Task objective
Only lines holding the word "المنزلي" should be copied from the material.

====== Material to process ======

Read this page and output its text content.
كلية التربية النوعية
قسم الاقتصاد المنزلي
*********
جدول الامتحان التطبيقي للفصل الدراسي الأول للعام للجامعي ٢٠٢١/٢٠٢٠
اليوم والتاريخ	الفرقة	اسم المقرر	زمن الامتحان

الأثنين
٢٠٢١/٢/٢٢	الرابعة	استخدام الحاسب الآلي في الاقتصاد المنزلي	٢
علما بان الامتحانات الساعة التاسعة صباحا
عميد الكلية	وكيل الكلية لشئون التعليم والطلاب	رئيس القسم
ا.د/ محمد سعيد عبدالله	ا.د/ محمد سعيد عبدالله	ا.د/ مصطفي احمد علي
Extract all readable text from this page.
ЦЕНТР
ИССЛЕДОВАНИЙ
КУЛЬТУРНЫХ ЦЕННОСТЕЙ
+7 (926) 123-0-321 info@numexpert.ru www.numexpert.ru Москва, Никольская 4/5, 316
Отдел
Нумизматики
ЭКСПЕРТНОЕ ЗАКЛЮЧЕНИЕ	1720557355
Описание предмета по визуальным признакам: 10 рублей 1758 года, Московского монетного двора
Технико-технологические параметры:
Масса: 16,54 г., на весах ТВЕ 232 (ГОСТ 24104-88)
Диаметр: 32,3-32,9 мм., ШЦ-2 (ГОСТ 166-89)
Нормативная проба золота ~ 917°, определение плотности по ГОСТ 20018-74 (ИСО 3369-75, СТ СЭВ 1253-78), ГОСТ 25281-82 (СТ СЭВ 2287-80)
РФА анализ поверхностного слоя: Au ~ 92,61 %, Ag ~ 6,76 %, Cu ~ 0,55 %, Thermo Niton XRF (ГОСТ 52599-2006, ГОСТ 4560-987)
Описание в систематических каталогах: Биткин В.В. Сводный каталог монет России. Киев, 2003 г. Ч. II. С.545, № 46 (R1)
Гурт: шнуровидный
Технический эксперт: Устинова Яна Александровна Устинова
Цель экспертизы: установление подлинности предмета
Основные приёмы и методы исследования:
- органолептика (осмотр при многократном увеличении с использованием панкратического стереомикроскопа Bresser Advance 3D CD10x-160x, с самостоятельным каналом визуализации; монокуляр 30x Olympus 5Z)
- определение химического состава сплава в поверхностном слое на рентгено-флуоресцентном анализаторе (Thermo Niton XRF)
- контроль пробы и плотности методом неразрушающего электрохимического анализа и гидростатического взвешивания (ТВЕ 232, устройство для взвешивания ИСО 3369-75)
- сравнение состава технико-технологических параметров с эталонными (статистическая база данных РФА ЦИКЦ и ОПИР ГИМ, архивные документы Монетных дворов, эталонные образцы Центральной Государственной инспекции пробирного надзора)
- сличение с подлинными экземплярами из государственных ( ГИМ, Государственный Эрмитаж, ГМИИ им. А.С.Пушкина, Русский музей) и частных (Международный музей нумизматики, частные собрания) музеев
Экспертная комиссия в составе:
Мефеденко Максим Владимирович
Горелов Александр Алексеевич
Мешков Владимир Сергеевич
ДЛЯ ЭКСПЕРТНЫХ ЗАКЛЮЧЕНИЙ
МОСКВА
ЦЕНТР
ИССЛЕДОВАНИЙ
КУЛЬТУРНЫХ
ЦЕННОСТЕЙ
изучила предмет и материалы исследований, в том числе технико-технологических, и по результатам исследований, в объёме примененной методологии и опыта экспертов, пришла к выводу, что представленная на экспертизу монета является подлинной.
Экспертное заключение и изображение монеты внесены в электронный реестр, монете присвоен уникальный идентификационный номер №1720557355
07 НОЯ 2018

======

Answer
قسم الاقتصاد المنزلي
٢٠٢١/٢/٢٢	الرابعة	استخدام الحاسب الآلي في الاقتصاد المنزلي	٢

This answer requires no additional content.